_WHAT THIS TASK INVOLVES_
Locate all lines with the word "color" and copy them out.

+++

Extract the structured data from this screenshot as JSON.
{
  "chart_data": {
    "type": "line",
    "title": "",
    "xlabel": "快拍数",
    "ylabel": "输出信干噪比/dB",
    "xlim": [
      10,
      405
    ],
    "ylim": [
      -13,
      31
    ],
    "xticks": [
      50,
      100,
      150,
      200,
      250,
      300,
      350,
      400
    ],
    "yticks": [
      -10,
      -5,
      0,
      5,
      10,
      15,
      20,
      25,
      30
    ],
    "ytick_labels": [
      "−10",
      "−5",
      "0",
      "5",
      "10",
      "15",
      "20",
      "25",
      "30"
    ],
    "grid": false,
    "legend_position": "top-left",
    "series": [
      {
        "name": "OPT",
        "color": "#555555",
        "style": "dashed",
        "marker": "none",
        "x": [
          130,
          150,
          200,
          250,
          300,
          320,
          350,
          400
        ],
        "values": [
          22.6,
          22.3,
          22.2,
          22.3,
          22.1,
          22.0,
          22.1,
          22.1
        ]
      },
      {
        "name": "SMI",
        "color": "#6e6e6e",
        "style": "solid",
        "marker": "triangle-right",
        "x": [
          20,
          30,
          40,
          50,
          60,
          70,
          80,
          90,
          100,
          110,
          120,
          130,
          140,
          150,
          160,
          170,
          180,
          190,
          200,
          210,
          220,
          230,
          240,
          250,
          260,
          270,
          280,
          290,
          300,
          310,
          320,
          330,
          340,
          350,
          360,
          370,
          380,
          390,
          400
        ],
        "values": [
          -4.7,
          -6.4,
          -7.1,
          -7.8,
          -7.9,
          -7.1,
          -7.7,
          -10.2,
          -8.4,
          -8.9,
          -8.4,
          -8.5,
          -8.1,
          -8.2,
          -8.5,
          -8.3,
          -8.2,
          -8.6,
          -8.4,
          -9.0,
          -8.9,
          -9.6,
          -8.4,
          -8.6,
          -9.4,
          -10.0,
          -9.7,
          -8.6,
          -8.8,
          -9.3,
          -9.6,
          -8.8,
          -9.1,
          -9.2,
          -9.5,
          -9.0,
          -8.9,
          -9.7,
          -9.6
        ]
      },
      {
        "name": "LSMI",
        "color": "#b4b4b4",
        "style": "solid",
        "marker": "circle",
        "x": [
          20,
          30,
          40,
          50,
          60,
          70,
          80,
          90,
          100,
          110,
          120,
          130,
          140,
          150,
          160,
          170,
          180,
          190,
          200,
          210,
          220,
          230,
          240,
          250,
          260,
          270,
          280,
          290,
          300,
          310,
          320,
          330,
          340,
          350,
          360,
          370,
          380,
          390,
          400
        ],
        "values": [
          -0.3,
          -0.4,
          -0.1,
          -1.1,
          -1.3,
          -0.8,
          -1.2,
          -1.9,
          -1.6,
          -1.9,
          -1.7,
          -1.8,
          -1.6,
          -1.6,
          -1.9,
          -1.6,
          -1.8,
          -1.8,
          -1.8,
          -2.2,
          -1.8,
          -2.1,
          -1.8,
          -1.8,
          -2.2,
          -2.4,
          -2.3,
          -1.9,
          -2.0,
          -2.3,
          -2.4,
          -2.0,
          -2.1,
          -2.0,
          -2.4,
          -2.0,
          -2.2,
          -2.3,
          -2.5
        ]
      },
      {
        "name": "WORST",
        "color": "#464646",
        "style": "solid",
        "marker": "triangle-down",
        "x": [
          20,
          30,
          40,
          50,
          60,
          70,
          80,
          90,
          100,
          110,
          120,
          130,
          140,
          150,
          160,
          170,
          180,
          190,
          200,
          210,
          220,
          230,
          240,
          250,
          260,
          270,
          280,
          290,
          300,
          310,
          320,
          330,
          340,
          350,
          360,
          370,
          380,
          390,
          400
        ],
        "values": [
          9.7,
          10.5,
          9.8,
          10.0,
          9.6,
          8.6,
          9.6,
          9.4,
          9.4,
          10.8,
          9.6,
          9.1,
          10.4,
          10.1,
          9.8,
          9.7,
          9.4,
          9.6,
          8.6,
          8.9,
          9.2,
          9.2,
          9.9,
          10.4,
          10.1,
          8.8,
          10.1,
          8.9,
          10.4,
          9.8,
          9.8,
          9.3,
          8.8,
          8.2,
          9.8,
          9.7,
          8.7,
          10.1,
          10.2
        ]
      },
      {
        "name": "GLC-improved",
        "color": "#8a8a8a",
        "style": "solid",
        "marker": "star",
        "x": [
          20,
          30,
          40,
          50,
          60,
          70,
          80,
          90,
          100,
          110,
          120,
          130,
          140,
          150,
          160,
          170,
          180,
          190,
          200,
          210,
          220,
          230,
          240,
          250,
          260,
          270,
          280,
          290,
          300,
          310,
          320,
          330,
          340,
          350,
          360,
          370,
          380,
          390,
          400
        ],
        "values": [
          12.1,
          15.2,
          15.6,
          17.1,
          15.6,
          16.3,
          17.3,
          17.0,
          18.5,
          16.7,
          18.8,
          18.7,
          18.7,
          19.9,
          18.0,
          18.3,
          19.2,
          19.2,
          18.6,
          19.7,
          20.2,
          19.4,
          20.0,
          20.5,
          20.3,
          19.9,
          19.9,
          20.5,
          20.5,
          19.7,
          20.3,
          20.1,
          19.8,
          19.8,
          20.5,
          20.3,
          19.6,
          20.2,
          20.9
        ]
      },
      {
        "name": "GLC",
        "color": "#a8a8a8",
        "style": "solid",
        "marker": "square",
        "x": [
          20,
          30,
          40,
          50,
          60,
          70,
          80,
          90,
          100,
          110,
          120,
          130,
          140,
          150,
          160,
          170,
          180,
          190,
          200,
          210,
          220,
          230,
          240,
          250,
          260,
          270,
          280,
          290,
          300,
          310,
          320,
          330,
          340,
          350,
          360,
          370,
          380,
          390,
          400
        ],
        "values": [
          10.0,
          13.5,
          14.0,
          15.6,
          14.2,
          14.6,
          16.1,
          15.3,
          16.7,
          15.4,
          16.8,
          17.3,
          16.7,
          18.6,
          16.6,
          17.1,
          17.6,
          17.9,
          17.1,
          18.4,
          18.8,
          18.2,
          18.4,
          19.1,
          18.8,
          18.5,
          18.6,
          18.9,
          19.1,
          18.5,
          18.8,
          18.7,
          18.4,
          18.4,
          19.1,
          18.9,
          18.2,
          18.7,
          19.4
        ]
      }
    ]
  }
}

+++

_COMPLETE RESPONSE_
        "color": "#555555",
        "color": "#6e6e6e",
        "color": "#b4b4b4",
        "color": "#464646",
        "color": "#8a8a8a",
        "color": "#a8a8a8",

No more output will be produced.